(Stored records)
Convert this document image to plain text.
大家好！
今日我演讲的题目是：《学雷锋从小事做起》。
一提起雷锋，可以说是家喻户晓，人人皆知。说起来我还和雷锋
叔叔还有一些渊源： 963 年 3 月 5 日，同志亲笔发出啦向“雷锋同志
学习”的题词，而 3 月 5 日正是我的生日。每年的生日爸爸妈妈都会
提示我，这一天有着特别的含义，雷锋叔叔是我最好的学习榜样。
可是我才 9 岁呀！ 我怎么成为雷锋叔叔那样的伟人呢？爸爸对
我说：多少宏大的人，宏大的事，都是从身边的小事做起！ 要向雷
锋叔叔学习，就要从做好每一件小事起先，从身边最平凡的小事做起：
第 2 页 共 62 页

* * *

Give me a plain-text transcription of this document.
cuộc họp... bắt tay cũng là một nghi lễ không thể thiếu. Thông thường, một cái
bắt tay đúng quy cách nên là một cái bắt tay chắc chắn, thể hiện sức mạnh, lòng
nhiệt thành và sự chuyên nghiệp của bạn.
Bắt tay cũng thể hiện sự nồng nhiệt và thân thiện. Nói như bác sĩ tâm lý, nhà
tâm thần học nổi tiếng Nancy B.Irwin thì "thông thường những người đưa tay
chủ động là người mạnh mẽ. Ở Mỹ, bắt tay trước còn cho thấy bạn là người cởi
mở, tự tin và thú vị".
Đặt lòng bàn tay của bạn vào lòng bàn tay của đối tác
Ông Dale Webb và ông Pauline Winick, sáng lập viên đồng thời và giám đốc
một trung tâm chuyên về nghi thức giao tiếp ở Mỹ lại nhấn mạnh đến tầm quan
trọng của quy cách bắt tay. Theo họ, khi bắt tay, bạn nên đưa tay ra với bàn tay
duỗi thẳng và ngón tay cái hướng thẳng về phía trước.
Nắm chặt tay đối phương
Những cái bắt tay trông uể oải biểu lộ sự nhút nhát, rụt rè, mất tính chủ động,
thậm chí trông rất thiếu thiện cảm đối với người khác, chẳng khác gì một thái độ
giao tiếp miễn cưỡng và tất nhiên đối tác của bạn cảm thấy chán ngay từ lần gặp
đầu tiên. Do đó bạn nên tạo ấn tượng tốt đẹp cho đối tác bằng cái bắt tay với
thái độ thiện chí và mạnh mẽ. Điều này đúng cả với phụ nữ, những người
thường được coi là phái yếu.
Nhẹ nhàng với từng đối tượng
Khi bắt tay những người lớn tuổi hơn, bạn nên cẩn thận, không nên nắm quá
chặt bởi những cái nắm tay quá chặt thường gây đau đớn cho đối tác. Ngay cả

==

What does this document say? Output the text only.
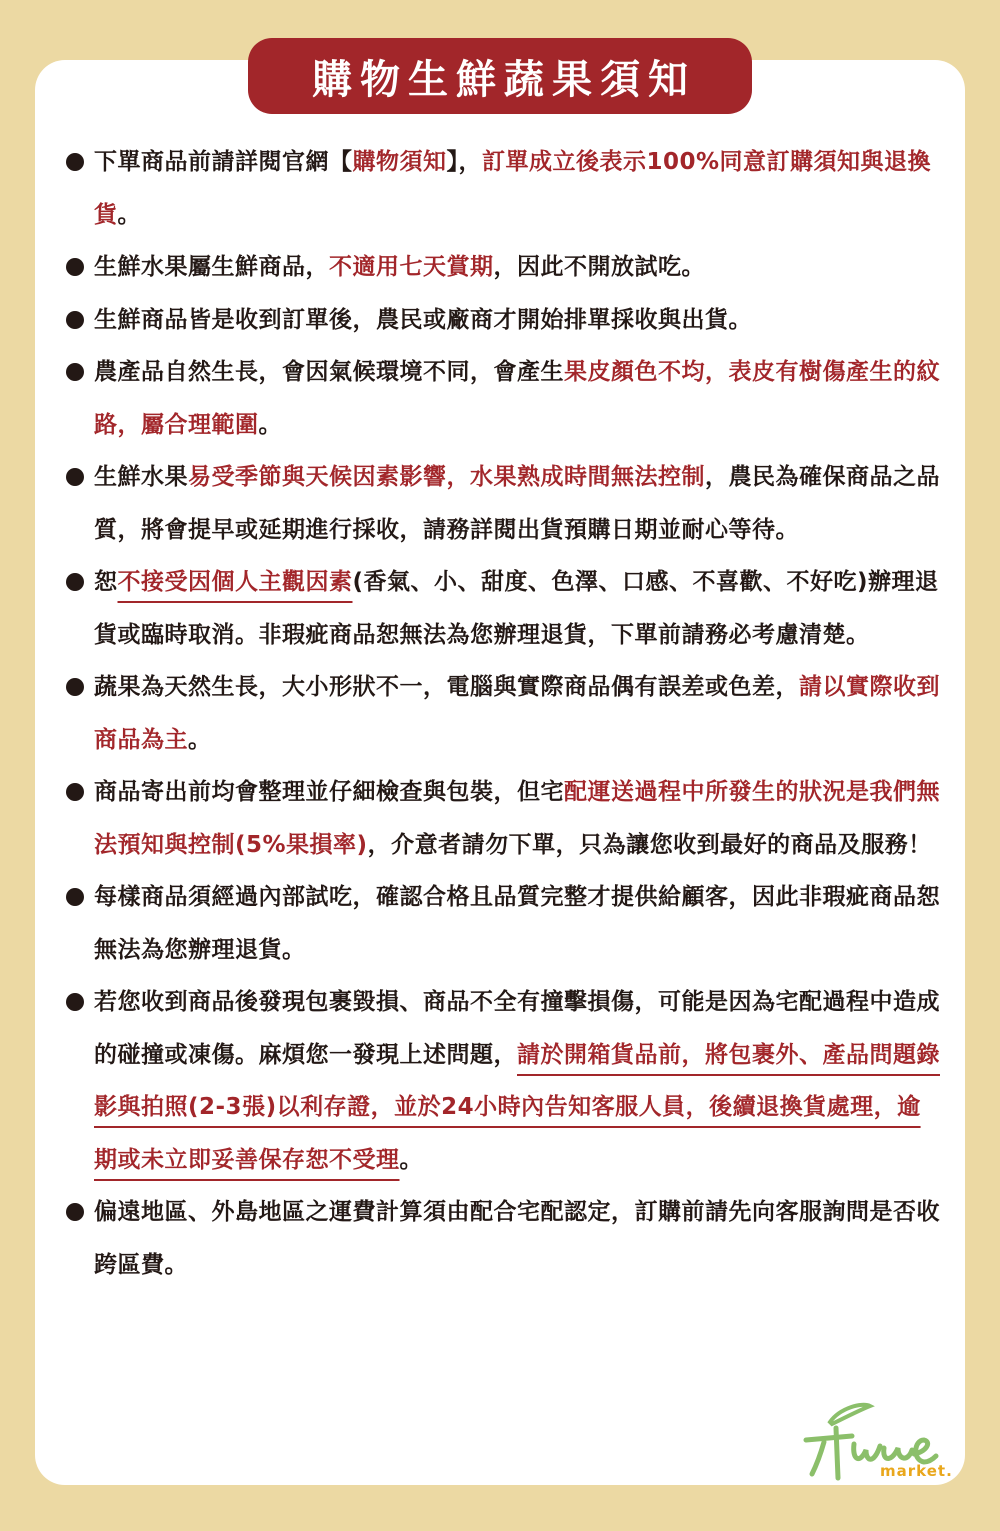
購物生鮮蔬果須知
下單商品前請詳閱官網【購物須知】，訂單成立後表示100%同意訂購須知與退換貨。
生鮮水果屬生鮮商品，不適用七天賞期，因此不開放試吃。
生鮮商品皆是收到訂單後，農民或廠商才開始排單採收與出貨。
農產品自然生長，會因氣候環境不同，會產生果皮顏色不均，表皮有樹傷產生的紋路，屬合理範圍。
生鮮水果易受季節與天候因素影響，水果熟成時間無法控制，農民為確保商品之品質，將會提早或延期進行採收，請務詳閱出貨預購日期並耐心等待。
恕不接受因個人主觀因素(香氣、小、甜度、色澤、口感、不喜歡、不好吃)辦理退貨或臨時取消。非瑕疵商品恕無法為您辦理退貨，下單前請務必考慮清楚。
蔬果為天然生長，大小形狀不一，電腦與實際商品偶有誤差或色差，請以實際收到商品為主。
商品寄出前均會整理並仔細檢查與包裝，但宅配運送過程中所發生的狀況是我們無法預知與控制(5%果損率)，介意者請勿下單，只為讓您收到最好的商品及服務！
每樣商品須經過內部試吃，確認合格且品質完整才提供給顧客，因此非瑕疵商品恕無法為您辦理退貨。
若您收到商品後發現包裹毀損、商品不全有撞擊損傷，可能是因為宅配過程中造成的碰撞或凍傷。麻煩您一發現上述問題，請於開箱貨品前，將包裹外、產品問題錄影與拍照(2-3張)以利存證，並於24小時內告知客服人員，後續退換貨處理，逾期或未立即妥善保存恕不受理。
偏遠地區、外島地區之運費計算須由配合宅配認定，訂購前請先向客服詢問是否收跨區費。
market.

» Exercise aim: Look through the entries above and count each line holding "thường"; report the count alone.

» Expected answer: 4